**DESCRIPTION OF THE TASK:** Please copy the lines below word for word, leaving the pictures out of your copy.

**GIVEN RECORDS:**
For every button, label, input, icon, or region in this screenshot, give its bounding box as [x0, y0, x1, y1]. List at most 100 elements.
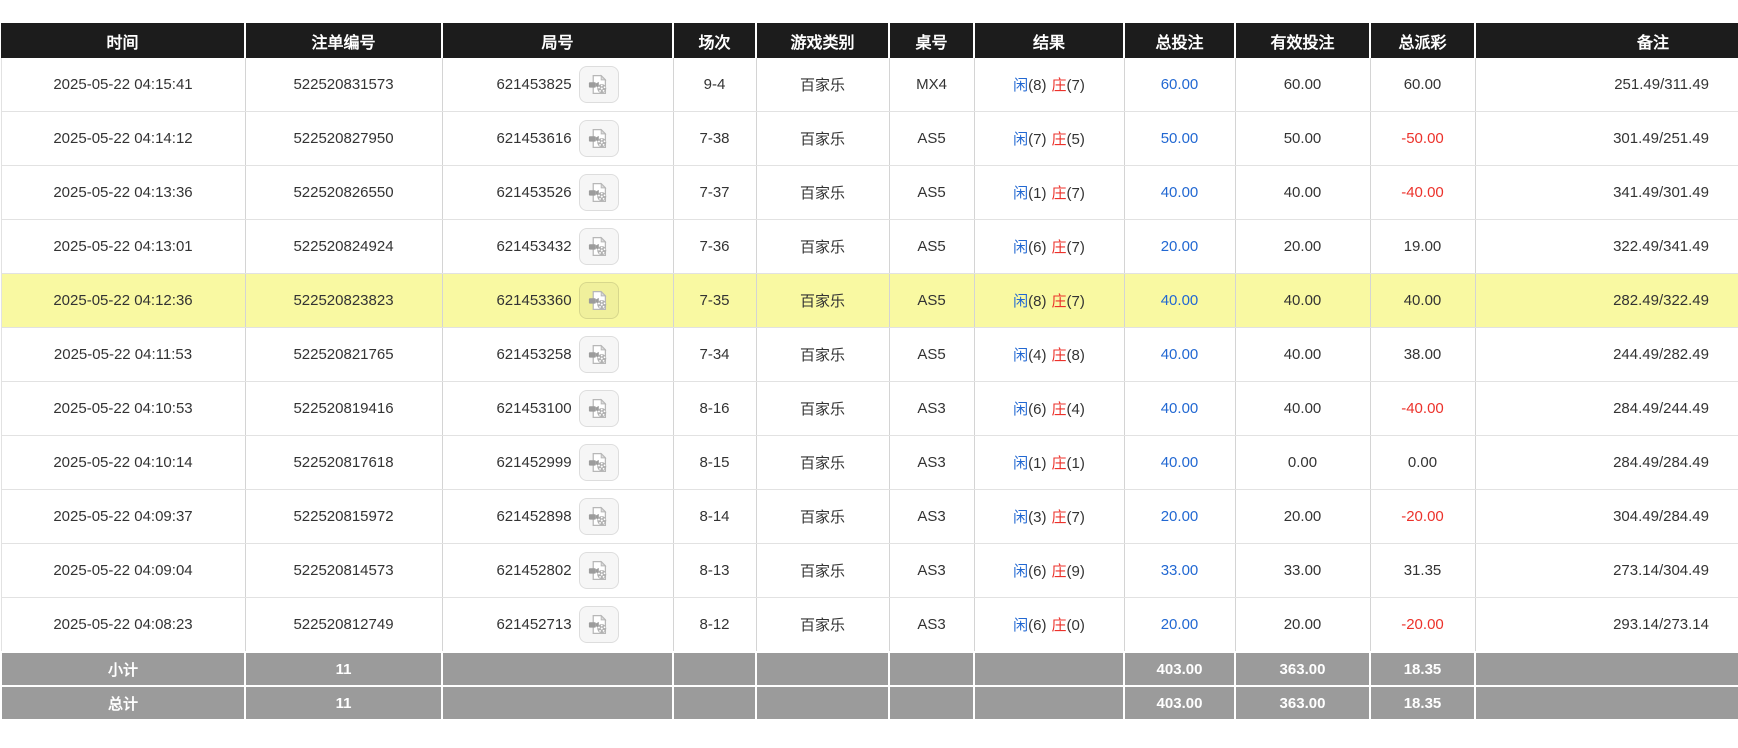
total-bet-cell: 20.00 [1124, 597, 1236, 653]
result-cell: 闲(6) 庄(7) [974, 219, 1125, 274]
video-replay-button[interactable] [578, 228, 619, 265]
video-replay-button[interactable] [578, 120, 619, 157]
total-payout-cell: -40.00 [1370, 381, 1476, 436]
bet-id-cell: 522520812749 [245, 597, 443, 653]
session-cell: 8-13 [673, 543, 757, 598]
table-no-cell: AS5 [889, 327, 975, 382]
column-header-time: 时间 [1, 23, 246, 58]
total-payout-cell: -40.00 [1370, 165, 1476, 220]
result-cell: 闲(8) 庄(7) [974, 58, 1125, 112]
time-cell: 2025-05-22 04:08:23 [0, 597, 246, 653]
summary-empty-cell [672, 651, 757, 687]
subtotal-valid-bet: 363.00 [1234, 651, 1371, 687]
valid-bet-cell: 40.00 [1235, 273, 1371, 328]
session-cell: 8-12 [673, 597, 757, 653]
valid-bet-cell: 20.00 [1235, 597, 1371, 653]
round-number: 621453100 [496, 400, 572, 417]
summary-empty-cell [888, 685, 975, 721]
game-type-cell: 百家乐 [756, 489, 890, 544]
video-replay-button[interactable] [578, 498, 619, 535]
page: 时间 注单编号 局号 场次 游戏类别 桌号 结果 总投注 有效投注 总派彩 备注… [0, 23, 1738, 721]
player-label: 闲 [1013, 77, 1029, 94]
grand-total-total-bet: 403.00 [1123, 685, 1236, 721]
table-no-cell: AS5 [889, 165, 975, 220]
round-group: 621452999 [496, 444, 619, 481]
table-no-cell: AS3 [889, 381, 975, 436]
video-replay-button[interactable] [578, 336, 619, 373]
session-cell: 7-35 [673, 273, 757, 328]
player-points: (6) [1028, 401, 1047, 418]
remark-cell: 322.49/341.49 [1475, 219, 1738, 274]
time-cell: 2025-05-22 04:09:37 [0, 489, 246, 544]
table-no-cell: AS3 [889, 543, 975, 598]
round-number: 621453432 [496, 238, 572, 255]
bet-records-table: 时间 注单编号 局号 场次 游戏类别 桌号 结果 总投注 有效投注 总派彩 备注… [0, 23, 1738, 721]
column-header-session: 场次 [673, 23, 757, 58]
table-row: 2025-05-22 04:09:37 522520815972 6214528… [0, 489, 1738, 544]
total-bet-cell: 40.00 [1124, 165, 1236, 220]
round-number: 621453825 [496, 76, 572, 93]
table-no-cell: AS3 [889, 489, 975, 544]
valid-bet-cell: 20.00 [1235, 219, 1371, 274]
video-icon [588, 128, 607, 148]
game-type-cell: 百家乐 [756, 219, 890, 274]
bet-id-cell: 522520826550 [245, 165, 443, 220]
column-header-total-bet: 总投注 [1124, 23, 1236, 58]
table-row: 2025-05-22 04:09:04 522520814573 6214528… [0, 543, 1738, 598]
game-type-cell: 百家乐 [756, 435, 890, 490]
video-replay-button[interactable] [578, 282, 619, 319]
session-cell: 7-34 [673, 327, 757, 382]
summary-empty-cell [973, 685, 1125, 721]
table-row: 2025-05-22 04:11:53 522520821765 6214532… [0, 327, 1738, 382]
round-group: 621452898 [496, 498, 619, 535]
banker-points: (7) [1066, 185, 1085, 202]
total-payout-cell: -50.00 [1370, 111, 1476, 166]
total-bet-cell: 20.00 [1124, 219, 1236, 274]
remark-cell: 341.49/301.49 [1475, 165, 1738, 220]
total-payout-cell: 31.35 [1370, 543, 1476, 598]
round-group: 621453526 [496, 174, 619, 211]
summary-empty-cell [755, 685, 890, 721]
banker-points: (1) [1066, 455, 1085, 472]
banker-points: (4) [1066, 401, 1085, 418]
round-cell: 621453360 [442, 273, 674, 328]
banker-points: (5) [1066, 131, 1085, 148]
remark-cell: 273.14/304.49 [1475, 543, 1738, 598]
video-replay-button[interactable] [578, 66, 619, 103]
column-header-game-type: 游戏类别 [756, 23, 890, 58]
banker-label: 庄 [1051, 455, 1067, 472]
remark-cell: 244.49/282.49 [1475, 327, 1738, 382]
total-bet-cell: 20.00 [1124, 489, 1236, 544]
valid-bet-cell: 40.00 [1235, 327, 1371, 382]
valid-bet-cell: 40.00 [1235, 381, 1371, 436]
valid-bet-cell: 20.00 [1235, 489, 1371, 544]
bet-id-cell: 522520814573 [245, 543, 443, 598]
total-payout-cell: -20.00 [1370, 489, 1476, 544]
game-type-cell: 百家乐 [756, 597, 890, 653]
video-replay-button[interactable] [578, 552, 619, 589]
banker-label: 庄 [1051, 77, 1067, 94]
game-type-cell: 百家乐 [756, 327, 890, 382]
total-payout-cell: 38.00 [1370, 327, 1476, 382]
total-payout-cell: 19.00 [1370, 219, 1476, 274]
game-type-cell: 百家乐 [756, 381, 890, 436]
video-replay-button[interactable] [578, 444, 619, 481]
video-replay-button[interactable] [578, 174, 619, 211]
round-number: 621453360 [496, 292, 572, 309]
remark-cell: 284.49/244.49 [1475, 381, 1738, 436]
result-cell: 闲(6) 庄(9) [974, 543, 1125, 598]
table-row: 2025-05-22 04:15:41 522520831573 6214538… [0, 58, 1738, 112]
summary-empty-cell [755, 651, 890, 687]
subtotal-total-payout: 18.35 [1369, 651, 1476, 687]
table-row: 2025-05-22 04:14:12 522520827950 6214536… [0, 111, 1738, 166]
video-replay-button[interactable] [578, 606, 619, 643]
grand-total-row: 总计 11 403.00 363.00 18.35 [0, 685, 1738, 721]
valid-bet-cell: 0.00 [1235, 435, 1371, 490]
player-label: 闲 [1013, 131, 1029, 148]
video-replay-button[interactable] [578, 390, 619, 427]
column-header-total-payout: 总派彩 [1370, 23, 1476, 58]
grand-total-total-payout: 18.35 [1369, 685, 1476, 721]
banker-label: 庄 [1051, 563, 1067, 580]
banker-label: 庄 [1051, 509, 1067, 526]
valid-bet-cell: 40.00 [1235, 165, 1371, 220]
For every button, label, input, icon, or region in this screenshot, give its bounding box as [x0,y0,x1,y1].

**SOLUTION:**
For every button, label, input, icon, or region in this screenshot, give its bounding box as [x0, y0, x1, y1]. List at most 100 elements.
total-bet-cell: 20.00 [1124, 597, 1236, 653]
result-cell: 闲(6) 庄(7) [974, 219, 1125, 274]
video-replay-button[interactable] [578, 228, 619, 265]
video-replay-button[interactable] [578, 120, 619, 157]
total-payout-cell: -40.00 [1370, 381, 1476, 436]
bet-id-cell: 522520812749 [245, 597, 443, 653]
session-cell: 8-13 [673, 543, 757, 598]
table-no-cell: AS5 [889, 327, 975, 382]
column-header-time: 时间 [1, 23, 246, 58]
total-payout-cell: -40.00 [1370, 165, 1476, 220]
result-cell: 闲(8) 庄(7) [974, 58, 1125, 112]
time-cell: 2025-05-22 04:08:23 [0, 597, 246, 653]
summary-empty-cell [672, 651, 757, 687]
subtotal-valid-bet: 363.00 [1234, 651, 1371, 687]
valid-bet-cell: 40.00 [1235, 273, 1371, 328]
session-cell: 8-12 [673, 597, 757, 653]
valid-bet-cell: 20.00 [1235, 597, 1371, 653]
round-number: 621453100 [496, 400, 572, 417]
summary-empty-cell [888, 685, 975, 721]
game-type-cell: 百家乐 [756, 489, 890, 544]
video-replay-button[interactable] [578, 498, 619, 535]
page: 时间 注单编号 局号 场次 游戏类别 桌号 结果 总投注 有效投注 总派彩 备注… [0, 23, 1738, 721]
player-label: 闲 [1013, 77, 1029, 94]
grand-total-total-bet: 403.00 [1123, 685, 1236, 721]
table-no-cell: AS5 [889, 165, 975, 220]
round-group: 621452999 [496, 444, 619, 481]
table-no-cell: AS3 [889, 381, 975, 436]
video-replay-button[interactable] [578, 336, 619, 373]
session-cell: 7-35 [673, 273, 757, 328]
player-points: (6) [1028, 401, 1047, 418]
remark-cell: 322.49/341.49 [1475, 219, 1738, 274]
time-cell: 2025-05-22 04:09:37 [0, 489, 246, 544]
table-no-cell: AS3 [889, 543, 975, 598]
round-number: 621453432 [496, 238, 572, 255]
bet-records-table: 时间 注单编号 局号 场次 游戏类别 桌号 结果 总投注 有效投注 总派彩 备注… [0, 23, 1738, 721]
column-header-session: 场次 [673, 23, 757, 58]
table-row: 2025-05-22 04:09:37 522520815972 6214528… [0, 489, 1738, 544]
total-bet-cell: 40.00 [1124, 165, 1236, 220]
round-number: 621453825 [496, 76, 572, 93]
table-no-cell: AS3 [889, 489, 975, 544]
valid-bet-cell: 20.00 [1235, 219, 1371, 274]
video-icon [588, 128, 607, 148]
game-type-cell: 百家乐 [756, 219, 890, 274]
bet-id-cell: 522520826550 [245, 165, 443, 220]
column-header-total-bet: 总投注 [1124, 23, 1236, 58]
table-row: 2025-05-22 04:09:04 522520814573 6214528… [0, 543, 1738, 598]
game-type-cell: 百家乐 [756, 435, 890, 490]
video-replay-button[interactable] [578, 282, 619, 319]
session-cell: 7-34 [673, 327, 757, 382]
summary-empty-cell [973, 685, 1125, 721]
table-row: 2025-05-22 04:11:53 522520821765 6214532… [0, 327, 1738, 382]
round-group: 621452898 [496, 498, 619, 535]
banker-points: (7) [1066, 185, 1085, 202]
total-payout-cell: -50.00 [1370, 111, 1476, 166]
total-bet-cell: 20.00 [1124, 219, 1236, 274]
remark-cell: 341.49/301.49 [1475, 165, 1738, 220]
total-payout-cell: 31.35 [1370, 543, 1476, 598]
round-group: 621453526 [496, 174, 619, 211]
summary-empty-cell [755, 685, 890, 721]
banker-points: (1) [1066, 455, 1085, 472]
banker-points: (4) [1066, 401, 1085, 418]
round-cell: 621453360 [442, 273, 674, 328]
banker-points: (5) [1066, 131, 1085, 148]
remark-cell: 273.14/304.49 [1475, 543, 1738, 598]
video-replay-button[interactable] [578, 66, 619, 103]
column-header-game-type: 游戏类别 [756, 23, 890, 58]
banker-label: 庄 [1051, 455, 1067, 472]
remark-cell: 244.49/282.49 [1475, 327, 1738, 382]
total-bet-cell: 20.00 [1124, 489, 1236, 544]
valid-bet-cell: 40.00 [1235, 327, 1371, 382]
valid-bet-cell: 40.00 [1235, 381, 1371, 436]
valid-bet-cell: 20.00 [1235, 489, 1371, 544]
bet-id-cell: 522520814573 [245, 543, 443, 598]
total-payout-cell: -20.00 [1370, 489, 1476, 544]
game-type-cell: 百家乐 [756, 597, 890, 653]
video-replay-button[interactable] [578, 552, 619, 589]
banker-label: 庄 [1051, 77, 1067, 94]
game-type-cell: 百家乐 [756, 327, 890, 382]
total-payout-cell: 38.00 [1370, 327, 1476, 382]
total-payout-cell: 19.00 [1370, 219, 1476, 274]
game-type-cell: 百家乐 [756, 381, 890, 436]
video-replay-button[interactable] [578, 444, 619, 481]
video-replay-button[interactable] [578, 174, 619, 211]
round-number: 621453360 [496, 292, 572, 309]
remark-cell: 284.49/244.49 [1475, 381, 1738, 436]
result-cell: 闲(6) 庄(9) [974, 543, 1125, 598]
table-row: 2025-05-22 04:15:41 522520831573 6214538… [0, 58, 1738, 112]
summary-empty-cell [755, 651, 890, 687]
subtotal-total-payout: 18.35 [1369, 651, 1476, 687]
table-row: 2025-05-22 04:14:12 522520827950 6214536… [0, 111, 1738, 166]
video-replay-button[interactable] [578, 606, 619, 643]
grand-total-row: 总计 11 403.00 363.00 18.35 [0, 685, 1738, 721]
valid-bet-cell: 0.00 [1235, 435, 1371, 490]
player-label: 闲 [1013, 131, 1029, 148]
video-replay-button[interactable] [578, 390, 619, 427]
column-header-total-payout: 总派彩 [1370, 23, 1476, 58]
grand-total-total-payout: 18.35 [1369, 685, 1476, 721]
banker-label: 庄 [1051, 563, 1067, 580]
banker-label: 庄 [1051, 509, 1067, 526]
valid-bet-cell: 40.00 [1235, 165, 1371, 220]
For every button, label, input, icon, or region in this screenshot, give its bounding box as [x0,y0,x1,y1].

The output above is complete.